◆ Direction:
Return all of the data exactly as written, without the pictures.

◆ Data:
■ ■ ■ ■ ■
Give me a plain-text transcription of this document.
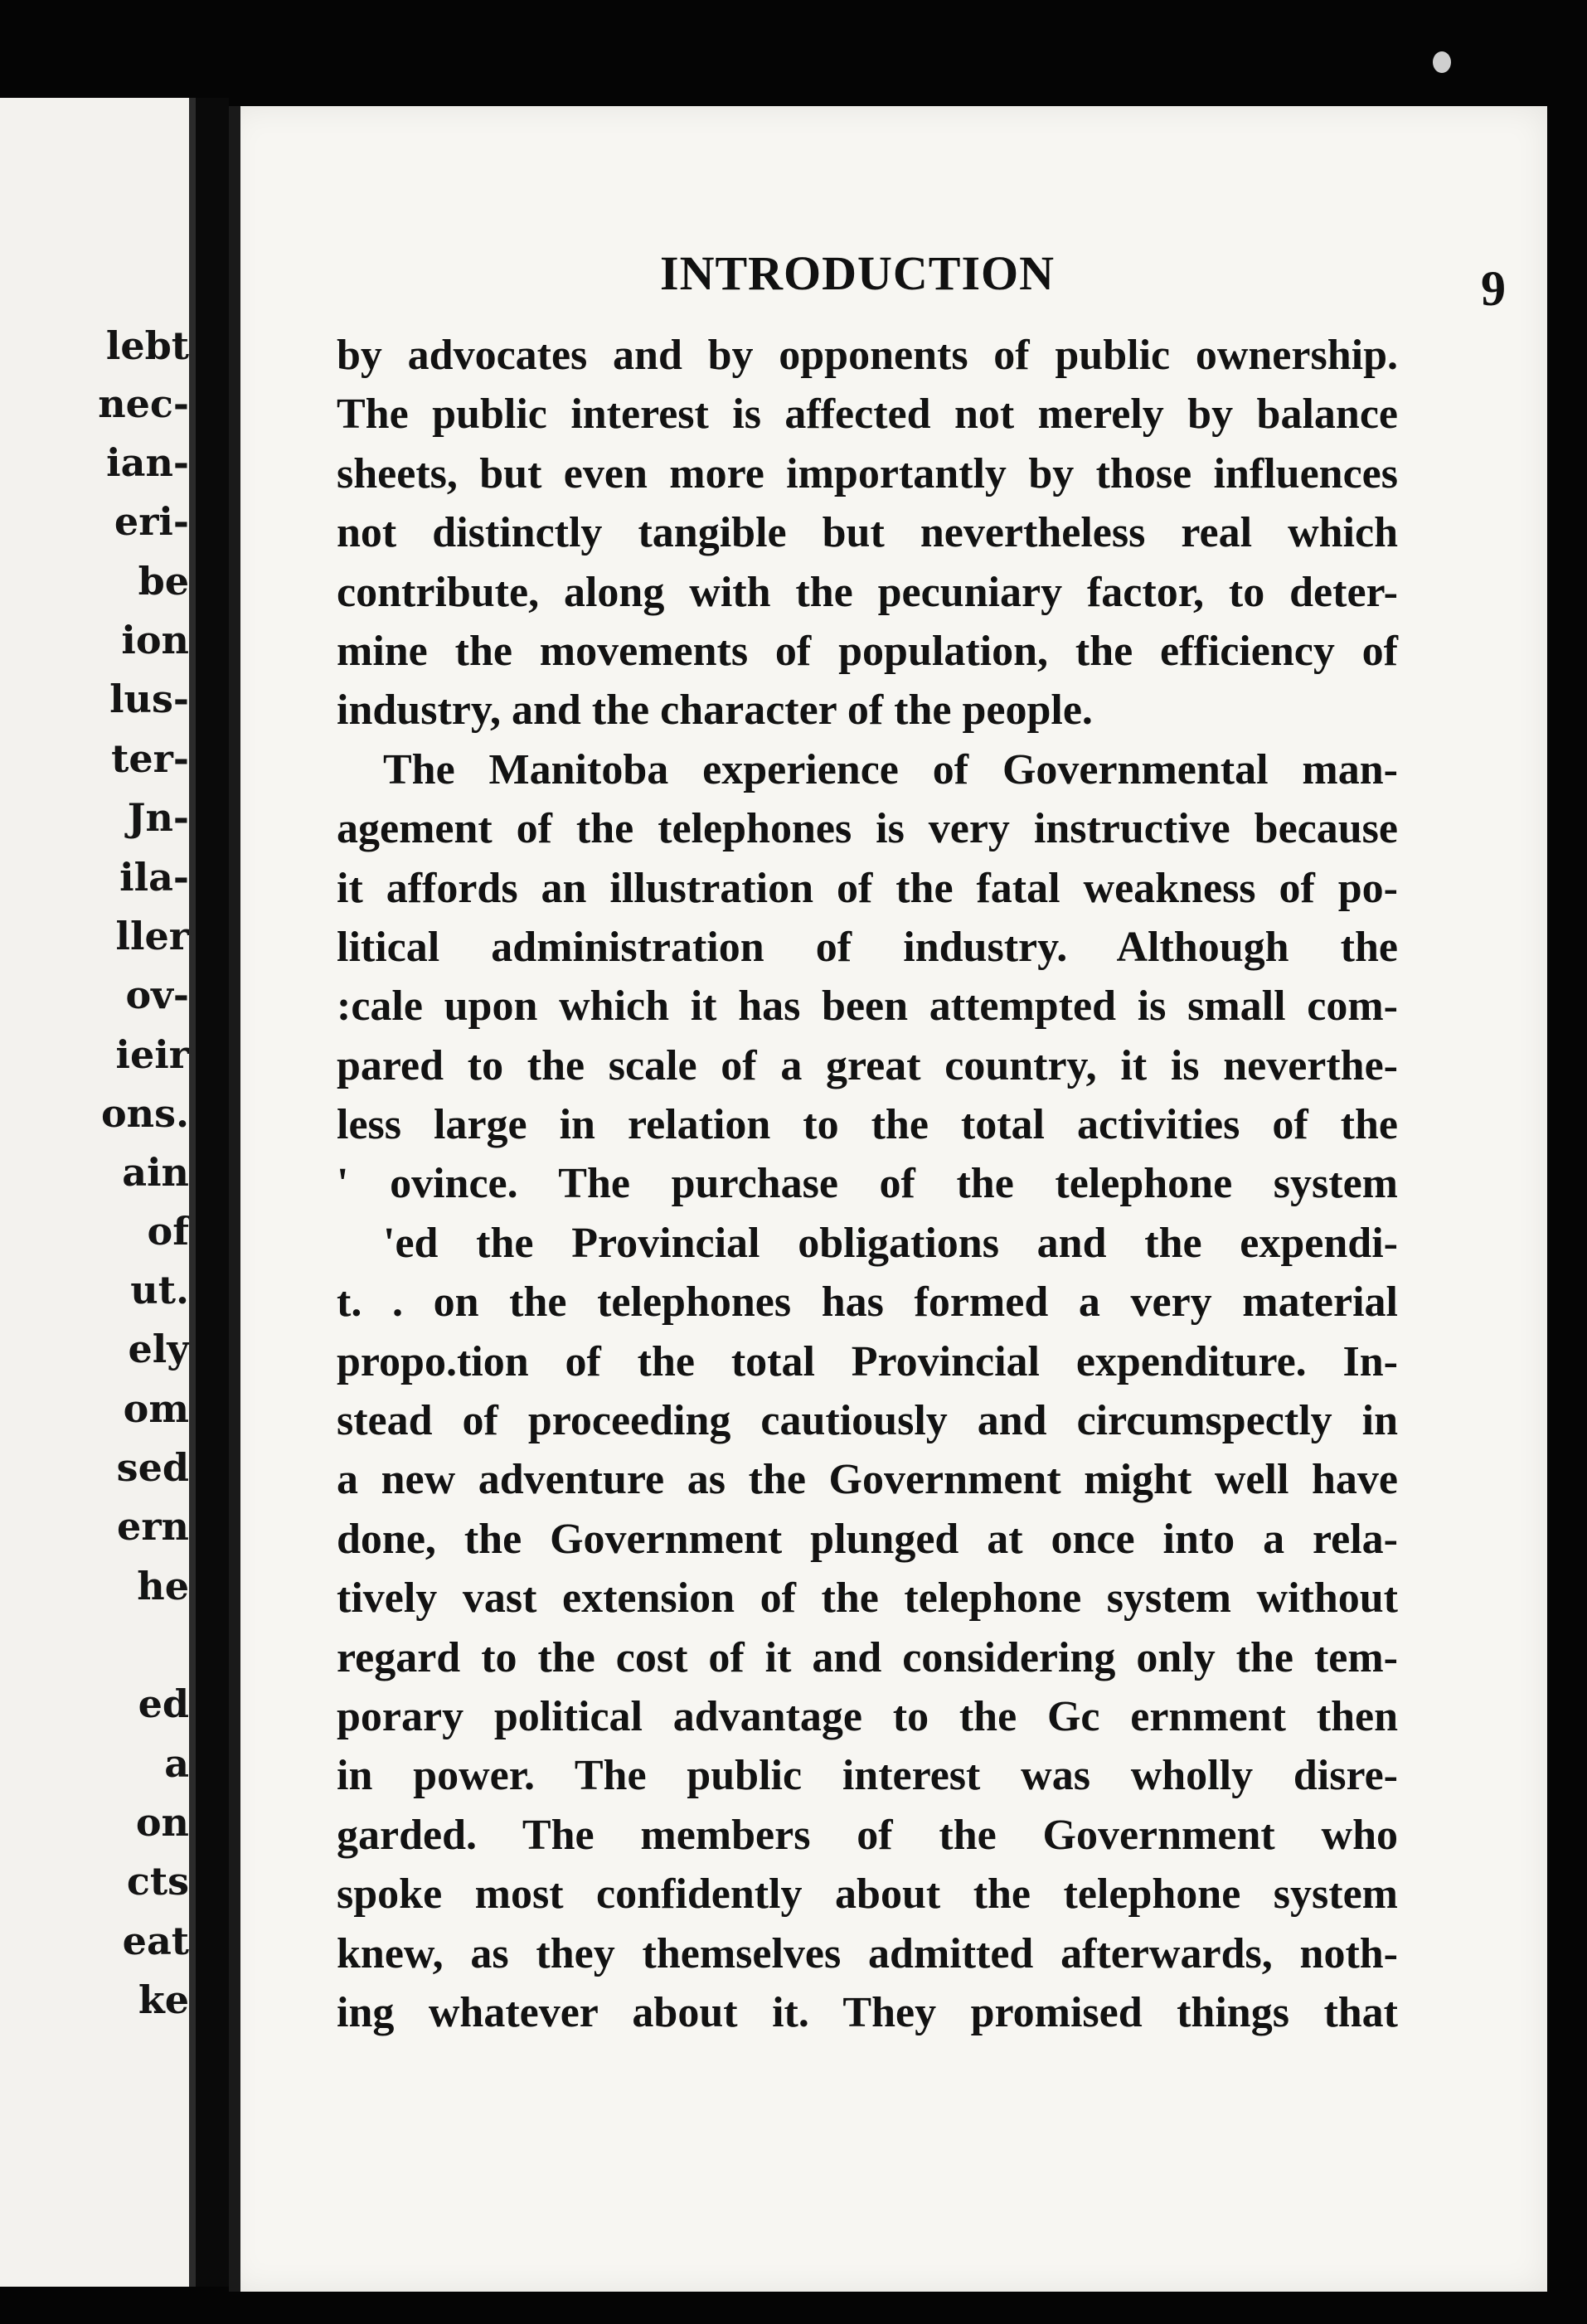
lebt

nec-

ian-

eri-

be

ion

lus-

ter-

Jn-

ila-

ller

ov-

ieir

ons.

ain

of

ut.

ely

om

sed

ern

he

ed

a

on

cts

eat

ke

INTRODUCTION	9

by advocates and by opponents of public ownership.
The public interest is affected not merely by balance
sheets, but even more importantly by those influences
not distinctly tangible but nevertheless real which
contribute, along with the pecuniary factor, to deter-
mine the movements of population, the efficiency of
industry, and the character of the people.
The Manitoba experience of Governmental man-
agement of the telephones is very instructive because
it affords an illustration of the fatal weakness of po-
litical administration of industry. Although the
:cale upon which it has been attempted is small com-
pared to the scale of a great country, it is neverthe-
less large in relation to the total activities of the
' ovince. The purchase of the telephone system
'ed the Provincial obligations and the expendi-
t. . on the telephones has formed a very material
propo.tion of the total Provincial expenditure. In-
stead of proceeding cautiously and circumspectly in
a new adventure as the Government might well have
done, the Government plunged at once into a rela-
tively vast extension of the telephone system without
regard to the cost of it and considering only the tem-
porary political advantage to the Gc ernment then
in power. The public interest was wholly disre-
garded. The members of the Government who
spoke most confidently about the telephone system
knew, as they themselves admitted afterwards, noth-
ing whatever about it. They promised things that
■ ■ ■ ■ ■
◆ Worked answer:
Give me a plain-text transcription of this document.
lebt

nec-

ian-

eri-

be

ion

lus-

ter-

Jn-

ila-

ller

ov-

ieir

ons.

ain

of

ut.

ely

om

sed

ern

he

ed

a

on

cts

eat

ke

INTRODUCTION	9

by advocates and by opponents of public ownership.
The public interest is affected not merely by balance
sheets, but even more importantly by those influences
not distinctly tangible but nevertheless real which
contribute, along with the pecuniary factor, to deter-
mine the movements of population, the efficiency of
industry, and the character of the people.
The Manitoba experience of Governmental man-
agement of the telephones is very instructive because
it affords an illustration of the fatal weakness of po-
litical administration of industry. Although the
:cale upon which it has been attempted is small com-
pared to the scale of a great country, it is neverthe-
less large in relation to the total activities of the
' ovince. The purchase of the telephone system
'ed the Provincial obligations and the expendi-
t. . on the telephones has formed a very material
propo.tion of the total Provincial expenditure. In-
stead of proceeding cautiously and circumspectly in
a new adventure as the Government might well have
done, the Government plunged at once into a rela-
tively vast extension of the telephone system without
regard to the cost of it and considering only the tem-
porary political advantage to the Gc ernment then
in power. The public interest was wholly disre-
garded. The members of the Government who
spoke most confidently about the telephone system
knew, as they themselves admitted afterwards, noth-
ing whatever about it. They promised things that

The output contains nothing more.